** START OF DATA LINES **

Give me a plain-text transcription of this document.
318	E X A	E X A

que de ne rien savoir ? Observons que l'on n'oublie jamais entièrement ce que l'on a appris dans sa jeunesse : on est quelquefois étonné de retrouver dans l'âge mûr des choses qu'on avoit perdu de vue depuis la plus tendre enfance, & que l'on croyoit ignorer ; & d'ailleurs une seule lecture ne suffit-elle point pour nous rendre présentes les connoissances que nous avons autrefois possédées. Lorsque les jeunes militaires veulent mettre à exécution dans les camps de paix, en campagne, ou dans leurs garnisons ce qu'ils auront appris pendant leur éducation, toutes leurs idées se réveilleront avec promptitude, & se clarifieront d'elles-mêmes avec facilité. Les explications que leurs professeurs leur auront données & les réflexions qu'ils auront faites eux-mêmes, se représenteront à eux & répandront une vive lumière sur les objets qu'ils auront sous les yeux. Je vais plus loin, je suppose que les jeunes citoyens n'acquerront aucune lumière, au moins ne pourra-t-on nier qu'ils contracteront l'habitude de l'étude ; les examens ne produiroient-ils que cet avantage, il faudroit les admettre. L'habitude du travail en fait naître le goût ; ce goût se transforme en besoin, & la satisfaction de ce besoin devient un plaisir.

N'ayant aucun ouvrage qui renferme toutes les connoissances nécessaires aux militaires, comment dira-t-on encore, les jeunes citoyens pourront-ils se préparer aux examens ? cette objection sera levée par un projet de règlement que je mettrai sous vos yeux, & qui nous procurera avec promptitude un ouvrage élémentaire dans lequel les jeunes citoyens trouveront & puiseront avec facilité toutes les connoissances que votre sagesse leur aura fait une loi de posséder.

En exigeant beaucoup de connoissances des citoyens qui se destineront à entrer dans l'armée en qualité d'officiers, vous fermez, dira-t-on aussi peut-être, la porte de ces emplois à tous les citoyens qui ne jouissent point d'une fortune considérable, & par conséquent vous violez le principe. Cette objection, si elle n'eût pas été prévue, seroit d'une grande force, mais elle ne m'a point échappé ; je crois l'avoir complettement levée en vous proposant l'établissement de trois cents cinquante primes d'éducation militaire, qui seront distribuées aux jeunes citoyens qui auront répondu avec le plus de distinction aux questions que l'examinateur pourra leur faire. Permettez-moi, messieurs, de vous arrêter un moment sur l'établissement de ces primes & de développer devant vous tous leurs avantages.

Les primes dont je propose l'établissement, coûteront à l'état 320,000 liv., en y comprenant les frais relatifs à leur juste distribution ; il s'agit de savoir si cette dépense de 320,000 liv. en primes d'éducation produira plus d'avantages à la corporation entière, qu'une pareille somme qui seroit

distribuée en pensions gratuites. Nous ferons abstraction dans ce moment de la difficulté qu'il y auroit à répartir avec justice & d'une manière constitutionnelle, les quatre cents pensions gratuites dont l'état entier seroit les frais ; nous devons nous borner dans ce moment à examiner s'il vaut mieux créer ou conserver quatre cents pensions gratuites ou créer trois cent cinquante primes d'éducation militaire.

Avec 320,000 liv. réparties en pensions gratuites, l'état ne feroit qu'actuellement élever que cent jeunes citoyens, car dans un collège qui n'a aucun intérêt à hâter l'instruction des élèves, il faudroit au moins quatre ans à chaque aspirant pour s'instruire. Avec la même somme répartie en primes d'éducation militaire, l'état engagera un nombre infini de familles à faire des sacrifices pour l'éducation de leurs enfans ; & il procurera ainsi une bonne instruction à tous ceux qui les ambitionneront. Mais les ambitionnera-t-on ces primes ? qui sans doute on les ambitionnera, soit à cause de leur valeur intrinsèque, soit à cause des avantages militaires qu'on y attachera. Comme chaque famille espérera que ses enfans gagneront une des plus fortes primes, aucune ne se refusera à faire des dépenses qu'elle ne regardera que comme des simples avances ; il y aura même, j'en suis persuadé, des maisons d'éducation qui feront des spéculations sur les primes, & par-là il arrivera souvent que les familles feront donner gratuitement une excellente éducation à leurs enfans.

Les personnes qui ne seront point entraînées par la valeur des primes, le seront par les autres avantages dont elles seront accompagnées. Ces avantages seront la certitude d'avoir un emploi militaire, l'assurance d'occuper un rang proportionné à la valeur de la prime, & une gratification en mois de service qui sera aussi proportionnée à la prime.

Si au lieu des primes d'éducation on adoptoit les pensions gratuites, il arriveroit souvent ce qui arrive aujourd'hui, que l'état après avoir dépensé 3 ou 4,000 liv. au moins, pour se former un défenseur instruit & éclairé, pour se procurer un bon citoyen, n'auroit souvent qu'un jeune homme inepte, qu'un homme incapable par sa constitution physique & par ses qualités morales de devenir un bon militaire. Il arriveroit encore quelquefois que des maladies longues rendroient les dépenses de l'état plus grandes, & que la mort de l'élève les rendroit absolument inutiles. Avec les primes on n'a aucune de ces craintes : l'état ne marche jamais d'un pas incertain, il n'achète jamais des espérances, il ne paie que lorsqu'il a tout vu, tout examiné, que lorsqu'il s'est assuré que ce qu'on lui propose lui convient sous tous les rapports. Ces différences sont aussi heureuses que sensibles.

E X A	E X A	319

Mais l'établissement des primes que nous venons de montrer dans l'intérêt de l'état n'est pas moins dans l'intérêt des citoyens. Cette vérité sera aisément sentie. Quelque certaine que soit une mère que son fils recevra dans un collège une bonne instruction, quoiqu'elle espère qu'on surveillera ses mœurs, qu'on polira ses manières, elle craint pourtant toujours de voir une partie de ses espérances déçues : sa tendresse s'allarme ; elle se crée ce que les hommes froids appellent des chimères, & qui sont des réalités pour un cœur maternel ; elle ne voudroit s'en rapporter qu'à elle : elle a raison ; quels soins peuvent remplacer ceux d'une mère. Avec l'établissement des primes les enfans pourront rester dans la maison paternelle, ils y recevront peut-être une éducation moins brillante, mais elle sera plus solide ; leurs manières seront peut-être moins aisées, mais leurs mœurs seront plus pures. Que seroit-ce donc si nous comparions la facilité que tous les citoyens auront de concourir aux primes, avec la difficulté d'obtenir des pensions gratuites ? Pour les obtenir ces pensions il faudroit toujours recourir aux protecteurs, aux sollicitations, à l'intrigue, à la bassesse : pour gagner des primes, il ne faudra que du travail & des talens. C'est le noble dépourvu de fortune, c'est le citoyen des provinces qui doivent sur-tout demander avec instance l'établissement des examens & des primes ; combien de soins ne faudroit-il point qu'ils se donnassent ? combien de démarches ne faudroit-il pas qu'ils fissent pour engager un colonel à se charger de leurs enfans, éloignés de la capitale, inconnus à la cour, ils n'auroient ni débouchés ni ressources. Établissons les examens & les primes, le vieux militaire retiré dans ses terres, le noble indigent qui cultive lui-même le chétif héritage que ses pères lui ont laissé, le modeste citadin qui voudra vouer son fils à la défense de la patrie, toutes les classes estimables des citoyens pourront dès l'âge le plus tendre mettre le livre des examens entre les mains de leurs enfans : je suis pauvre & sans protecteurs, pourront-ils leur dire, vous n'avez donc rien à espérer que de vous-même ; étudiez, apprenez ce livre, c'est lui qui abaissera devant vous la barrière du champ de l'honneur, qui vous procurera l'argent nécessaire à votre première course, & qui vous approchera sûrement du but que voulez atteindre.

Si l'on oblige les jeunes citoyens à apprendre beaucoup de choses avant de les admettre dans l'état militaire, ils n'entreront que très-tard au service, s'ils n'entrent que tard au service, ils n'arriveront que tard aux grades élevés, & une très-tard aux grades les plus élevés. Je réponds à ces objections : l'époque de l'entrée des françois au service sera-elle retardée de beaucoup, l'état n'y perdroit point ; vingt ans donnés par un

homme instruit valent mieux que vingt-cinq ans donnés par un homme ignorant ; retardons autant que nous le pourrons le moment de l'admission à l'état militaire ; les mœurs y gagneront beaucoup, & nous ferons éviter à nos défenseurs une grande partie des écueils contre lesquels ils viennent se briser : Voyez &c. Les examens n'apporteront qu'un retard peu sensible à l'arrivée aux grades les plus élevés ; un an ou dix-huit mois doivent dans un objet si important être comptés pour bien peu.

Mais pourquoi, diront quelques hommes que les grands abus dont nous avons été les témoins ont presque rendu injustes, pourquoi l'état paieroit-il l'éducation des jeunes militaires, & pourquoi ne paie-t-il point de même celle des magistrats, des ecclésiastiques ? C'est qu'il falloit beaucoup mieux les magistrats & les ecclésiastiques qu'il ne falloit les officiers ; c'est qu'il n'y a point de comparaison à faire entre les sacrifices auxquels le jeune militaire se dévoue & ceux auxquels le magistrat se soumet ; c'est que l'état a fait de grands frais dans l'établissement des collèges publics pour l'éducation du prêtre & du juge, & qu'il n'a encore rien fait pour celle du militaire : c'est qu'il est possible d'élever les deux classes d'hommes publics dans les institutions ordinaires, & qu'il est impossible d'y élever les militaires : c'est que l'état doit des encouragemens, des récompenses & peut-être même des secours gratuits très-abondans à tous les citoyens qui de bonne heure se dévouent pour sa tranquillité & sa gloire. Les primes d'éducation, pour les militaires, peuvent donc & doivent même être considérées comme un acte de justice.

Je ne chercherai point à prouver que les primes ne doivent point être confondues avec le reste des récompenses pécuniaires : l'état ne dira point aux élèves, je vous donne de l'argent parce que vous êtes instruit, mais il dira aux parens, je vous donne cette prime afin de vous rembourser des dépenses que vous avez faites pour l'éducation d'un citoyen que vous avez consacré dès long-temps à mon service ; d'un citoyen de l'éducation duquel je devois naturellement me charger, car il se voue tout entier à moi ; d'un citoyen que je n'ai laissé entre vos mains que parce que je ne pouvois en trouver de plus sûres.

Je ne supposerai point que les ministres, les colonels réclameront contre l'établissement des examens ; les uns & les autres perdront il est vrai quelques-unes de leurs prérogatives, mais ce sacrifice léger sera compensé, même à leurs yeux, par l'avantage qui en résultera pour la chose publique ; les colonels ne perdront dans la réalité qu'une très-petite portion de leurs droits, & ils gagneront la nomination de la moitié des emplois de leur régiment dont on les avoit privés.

** END OF DATA LINES **

◆ **GOAL**: From the listing above, copy every line that holds the string "donnés".

◆ **EXERCISE OUTPUT**:
Si l'on oblige les jeunes citoyens à apprendre beaucoup de choses avant de les admettre dans l'état militaire, ils n'entreront que très-tard au service, s'ils n'entrent que tard au service, ils n'arriveront que tard aux grades élevés, & une très-tard aux grades les plus élevés. Je réponds à ces objections : l'époque de l'entrée des françois au service sera-elle retardée de beaucoup, l'état n'y perdroit point ; vingt ans donnés par un
homme instruit valent mieux que vingt-cinq ans donnés par un homme ignorant ; retardons autant que nous le pourrons le moment de l'admission à l'état militaire ; les mœurs y gagneront beaucoup, & nous ferons éviter à nos défenseurs une grande partie des écueils contre lesquels ils viennent se briser : Voyez &c. Les examens n'apporteront qu'un retard peu sensible à l'arrivée aux grades les plus élevés ; un an ou dix-huit mois doivent dans un objet si important être comptés pour bien peu.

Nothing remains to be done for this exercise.